Wherever "progress" appears in a line, list that line.

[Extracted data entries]
——————————
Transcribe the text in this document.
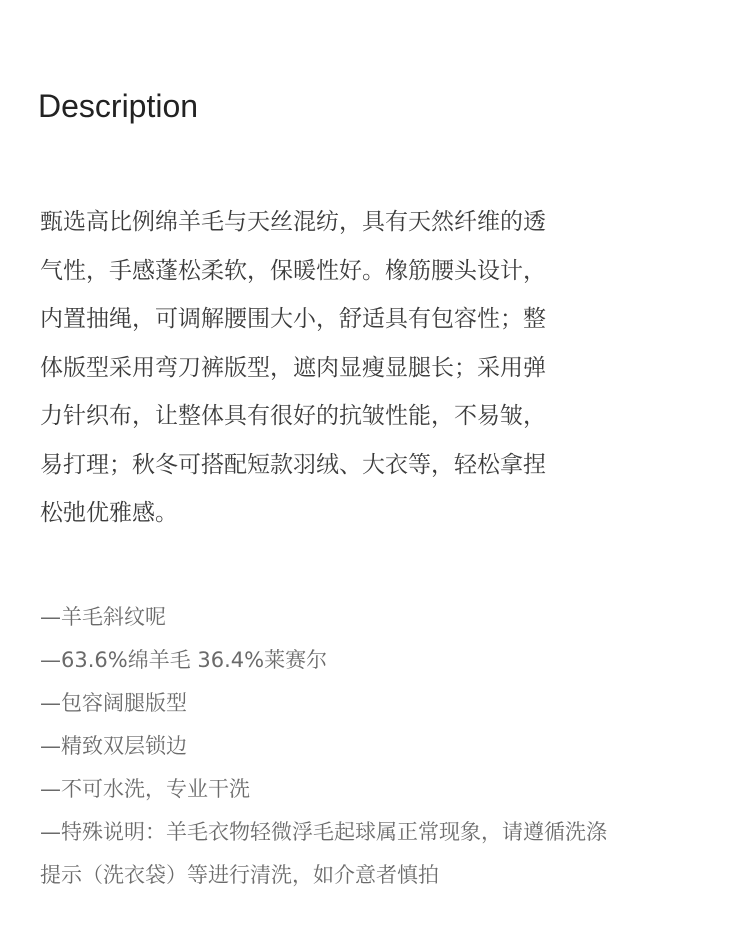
Description

甄选高比例绵羊毛与天丝混纺，具有天然纤维的透
气性，手感蓬松柔软，保暖性好。橡筋腰头设计，
内置抽绳，可调解腰围大小，舒适具有包容性；整
体版型采用弯刀裤版型，遮肉显瘦显腿长；采用弹
力针织布，让整体具有很好的抗皱性能，不易皱，
易打理；秋冬可搭配短款羽绒、大衣等，轻松拿捏
松弛优雅感。

—羊毛斜纹呢
—63.6%绵羊毛 36.4%莱赛尔
—包容阔腿版型
—精致双层锁边
—不可水洗，专业干洗
—特殊说明：羊毛衣物轻微浮毛起球属正常现象，请遵循洗涤
提示（洗衣袋）等进行清洗，如介意者慎拍
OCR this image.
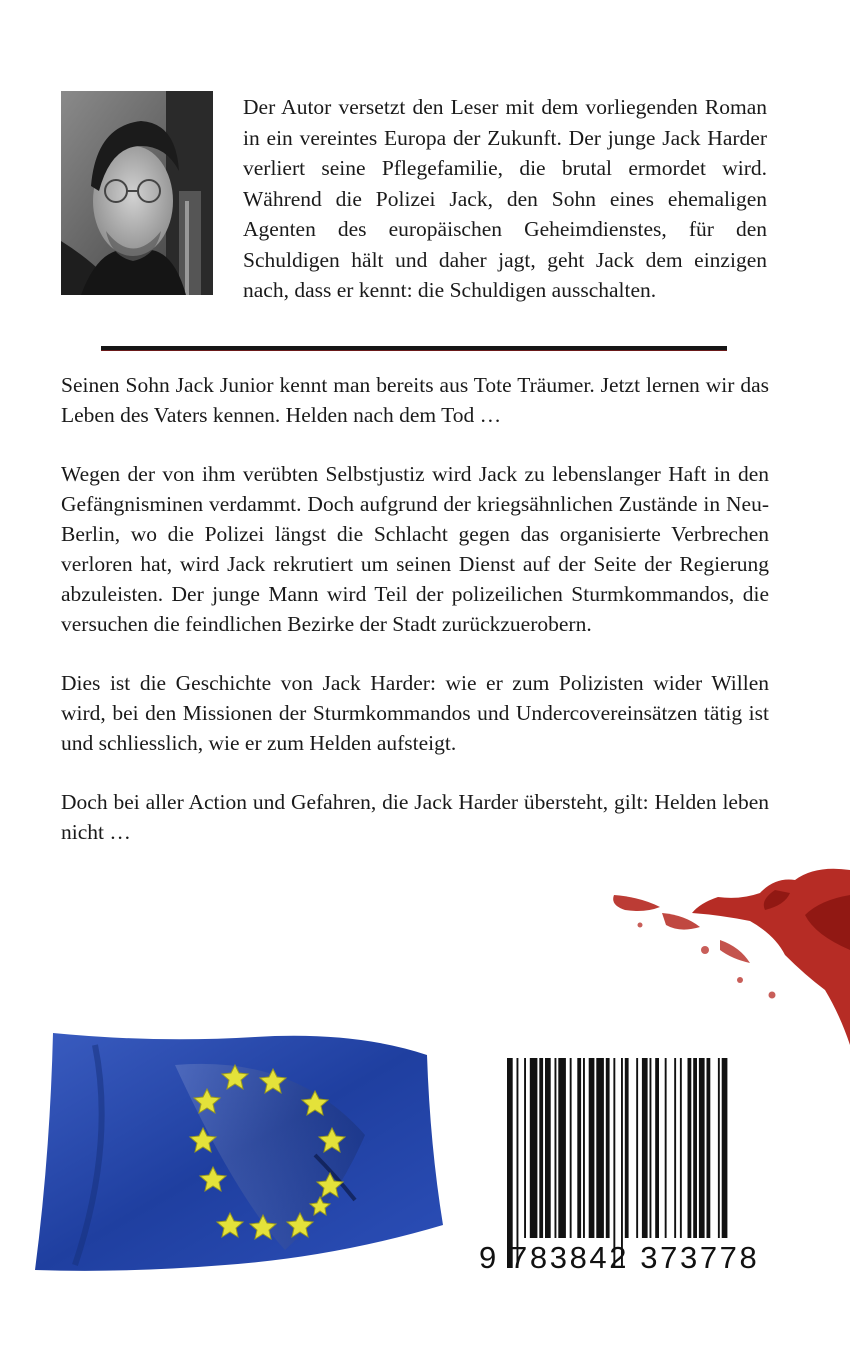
Der Autor versetzt den Leser mit dem vorliegenden Roman in ein vereintes Europa der Zukunft. Der junge Jack Harder verliert seine Pflegefamilie, die brutal ermordet wird. Während die Polizei Jack, den Sohn eines ehemaligen Agenten des europäischen Geheimdienstes, für den Schuldigen hält und daher jagt, geht Jack dem einzigen nach, dass er kennt: die Schuldigen ausschalten.

Seinen Sohn Jack Junior kennt man bereits aus Tote Träumer. Jetzt lernen wir das Leben des Vaters kennen. Helden nach dem Tod …

Wegen der von ihm verübten Selbstjustiz wird Jack zu lebenslanger Haft in den Gefängnisminen verdammt. Doch aufgrund der kriegsähnlichen Zustände in Neu-Berlin, wo die Polizei längst die Schlacht gegen das organisierte Verbrechen verloren hat, wird Jack rekrutiert um seinen Dienst auf der Seite der Regierung abzuleisten. Der junge Mann wird Teil der polizeilichen Sturmkommandos, die versuchen die feindlichen Bezirke der Stadt zurückzuerobern.

Dies ist die Geschichte von Jack Harder: wie er zum Polizisten wider Willen wird, bei den Missionen der Sturmkommandos und Undercovereinsätzen tätig ist und schliesslich, wie er zum Helden aufsteigt.

Doch bei aller Action und Gefahren, die Jack Harder übersteht, gilt: Helden leben nicht …

9 783842 373778
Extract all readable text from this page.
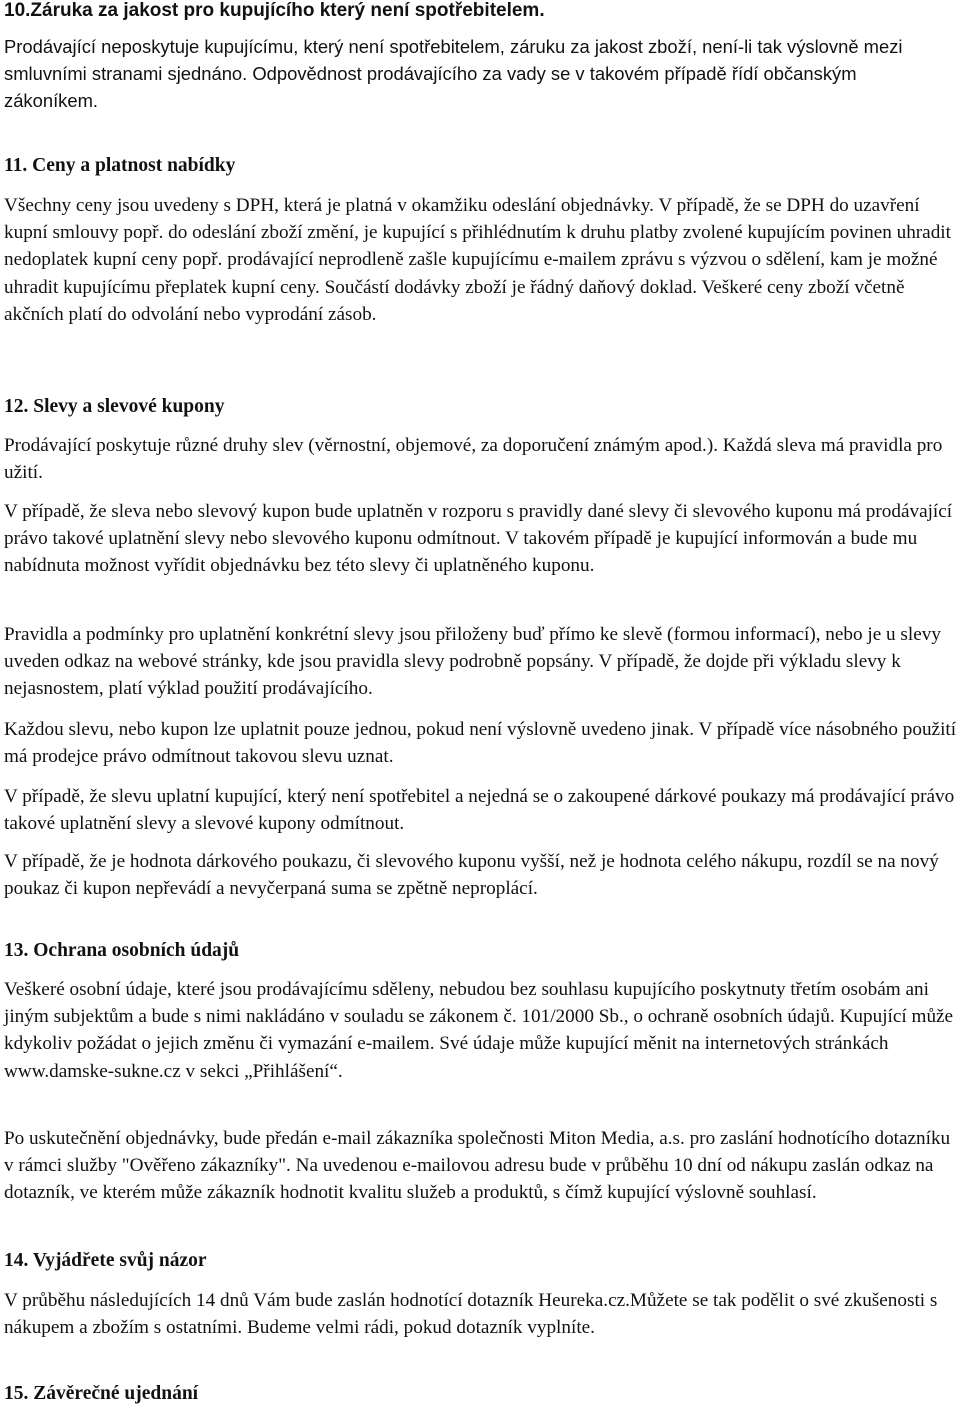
10.Záruka za jakost pro kupujícího který není spotřebitelem.

Prodávající neposkytuje kupujícímu, který není spotřebitelem, záruku za jakost zboží, není-li tak výslovně mezi smluvními stranami sjednáno. Odpovědnost prodávajícího za vady se v takovém případě řídí občanským zákoníkem.

11. Ceny a platnost nabídky

Všechny ceny jsou uvedeny s DPH, která je platná v okamžiku odeslání objednávky. V případě, že se DPH do uzavření kupní smlouvy popř. do odeslání zboží změní, je kupující s přihlédnutím k druhu platby zvolené kupujícím povinen uhradit nedoplatek kupní ceny popř. prodávající neprodleně zašle kupujícímu e-mailem zprávu s výzvou o sdělení, kam je možné uhradit kupujícímu přeplatek kupní ceny. Součástí dodávky zboží je řádný daňový doklad. Veškeré ceny zboží včetně akčních platí do odvolání nebo vyprodání zásob.

12. Slevy a slevové kupony

Prodávající poskytuje různé druhy slev (věrnostní, objemové, za doporučení známým apod.). Každá sleva má pravidla pro užití.

V případě, že sleva nebo slevový kupon bude uplatněn v rozporu s pravidly dané slevy či slevového kuponu má prodávající právo takové uplatnění slevy nebo slevového kuponu odmítnout. V takovém případě je kupující informován a bude mu nabídnuta možnost vyřídit objednávku bez této slevy či uplatněného kuponu.

Pravidla a podmínky pro uplatnění konkrétní slevy jsou přiloženy buď přímo ke slevě (formou informací), nebo je u slevy uveden odkaz na webové stránky, kde jsou pravidla slevy podrobně popsány. V případě, že dojde při výkladu slevy k nejasnostem, platí výklad použití prodávajícího.

Každou slevu, nebo kupon lze uplatnit pouze jednou, pokud není výslovně uvedeno jinak. V případě více násobného použití má prodejce právo odmítnout takovou slevu uznat.

V případě, že slevu uplatní kupující, který není spotřebitel a nejedná se o zakoupené dárkové poukazy má prodávající právo takové uplatnění slevy a slevové kupony odmítnout.

V případě, že je hodnota dárkového poukazu, či slevového kuponu vyšší, než je hodnota celého nákupu, rozdíl se na nový poukaz či kupon nepřevádí a nevyčerpaná suma se zpětně neproplácí.

13. Ochrana osobních údajů

Veškeré osobní údaje, které jsou prodávajícímu sděleny, nebudou bez souhlasu kupujícího poskytnuty třetím osobám ani jiným subjektům a bude s nimi nakládáno v souladu se zákonem č. 101/2000 Sb., o ochraně osobních údajů. Kupující může kdykoliv požádat o jejich změnu či vymazání e-mailem. Své údaje může kupující měnit na internetových stránkách www.damske-sukne.cz v sekci „Přihlášení“.

Po uskutečnění objednávky, bude předán e-mail zákazníka společnosti Miton Media, a.s. pro zaslání hodnotícího dotazníku v rámci služby "Ověřeno zákazníky". Na uvedenou e-mailovou adresu bude v průběhu 10 dní od nákupu zaslán odkaz na dotazník, ve kterém může zákazník hodnotit kvalitu služeb a produktů, s čímž kupující výslovně souhlasí.

14. Vyjádřete svůj názor

V průběhu následujících 14 dnů Vám bude zaslán hodnotící dotazník Heureka.cz.Můžete se tak podělit o své zkušenosti s nákupem a zbožím s ostatními. Budeme velmi rádi, pokud dotazník vyplníte.

15. Závěrečné ujednání
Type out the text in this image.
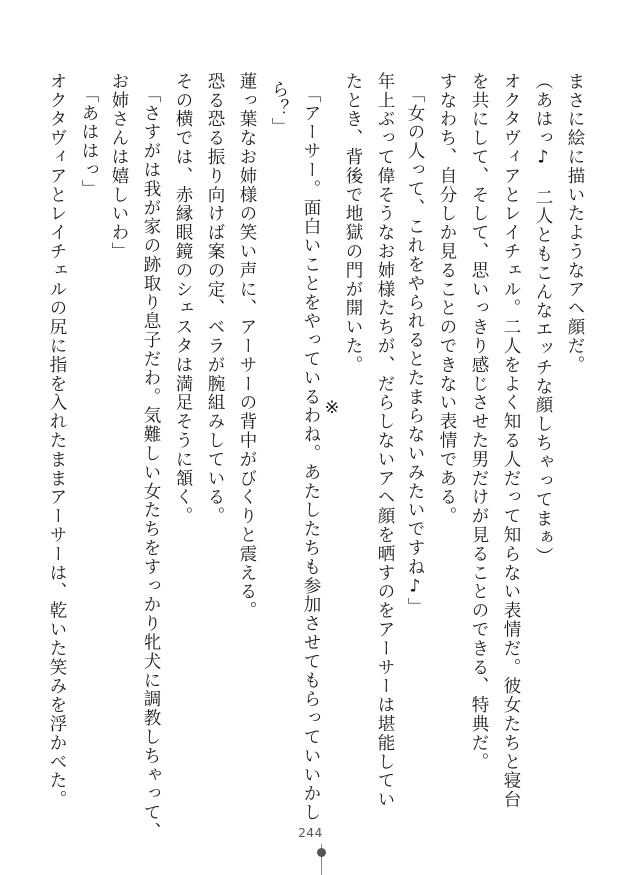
まさに絵に描いたようなアヘ顔だ。
（あはっ♪　二人ともこんなエッチな顔しちゃってまぁ）
オクタヴィアとレイチェル。二人をよく知る人だって知らない表情だ。彼女たちと寝台
を共にして、そして、思いっきり感じさせた男だけが見ることのできる、特典だ。
すなわち、自分しか見ることのできない表情である。
「女の人って、これをやられるとたまらないみたいですね♪」
年上ぶって偉そうなお姉様たちが、だらしないアヘ顔を晒すのをアーサーは堪能してい
たとき、背後で地獄の門が開いた。
※
「アーサー。面白いことをやっているわね。あたしたちも参加させてもらっていいかし
ら？」
蓮っ葉なお姉様の笑い声に、アーサーの背中がびくりと震える。
恐る恐る振り向けば案の定、ベラが腕組みしている。
その横では、赤縁眼鏡のシェスタは満足そうに頷く。
「さすがは我が家の跡取り息子だわ。気難しい女たちをすっかり牝犬に調教しちゃって、
お姉さんは嬉しいわ」
「あははっ」
オクタヴィアとレイチェルの尻に指を入れたままアーサーは、乾いた笑みを浮かべた。
244
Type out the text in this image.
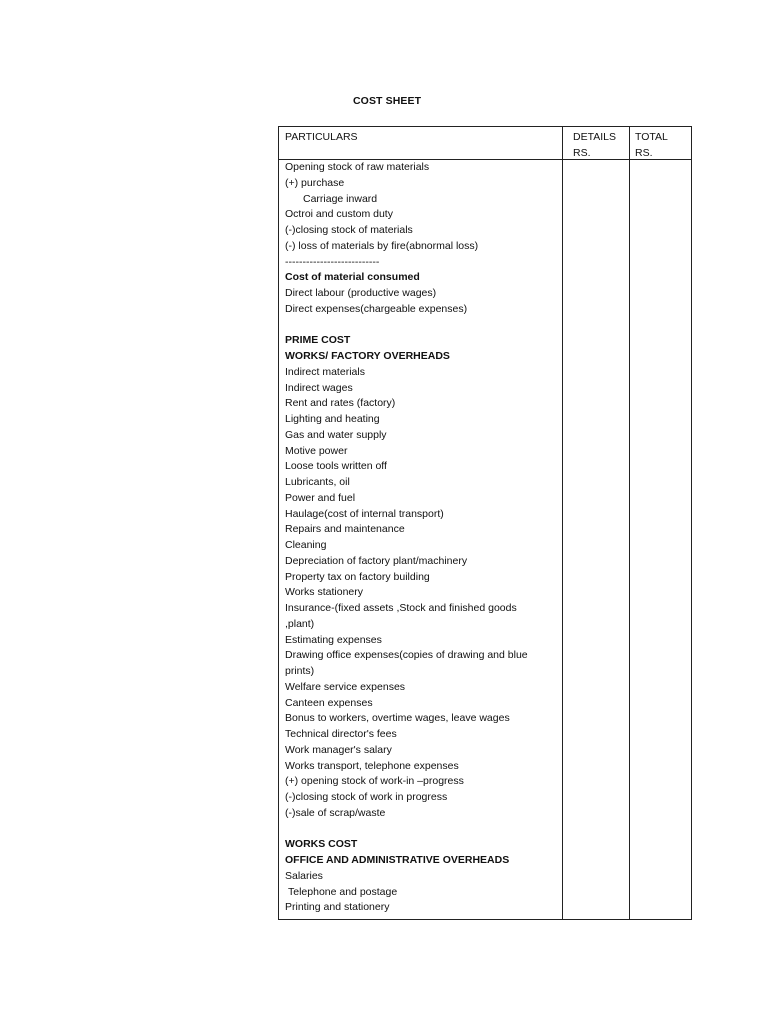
COST SHEET
PARTICULARS	DETAILS
RS.
TOTAL
RS.
Opening stock of raw materials
(+) purchase
Carriage inward
Octroi and custom duty
(-)closing stock of materials
(-) loss of materials by fire(abnormal loss)
---------------------------
Cost of material consumed
Direct labour (productive wages)
Direct expenses(chargeable expenses)

PRIME COST
WORKS/ FACTORY OVERHEADS
Indirect materials
Indirect wages
Rent and rates (factory)
Lighting and heating
Gas and water supply
Motive power
Loose tools written off
Lubricants, oil
Power and fuel
Haulage(cost of internal transport)
Repairs and maintenance
Cleaning
Depreciation of factory plant/machinery
Property tax on factory building
Works stationery
Insurance-(fixed assets ,Stock and finished goods
,plant)
Estimating expenses
Drawing office expenses(copies of drawing and blue
prints)
Welfare service expenses
Canteen expenses
Bonus to workers, overtime wages, leave wages
Technical director's fees
Work manager's salary
Works transport, telephone expenses
(+) opening stock of work-in –progress
(-)closing stock of work in progress
(-)sale of scrap/waste

WORKS COST
OFFICE AND ADMINISTRATIVE OVERHEADS
Salaries
Telephone and postage
Printing and stationery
——————————
**RESPONSE TO THE EXERCISE**
(+) opening stock of work-in –progress
(-)closing stock of work in progress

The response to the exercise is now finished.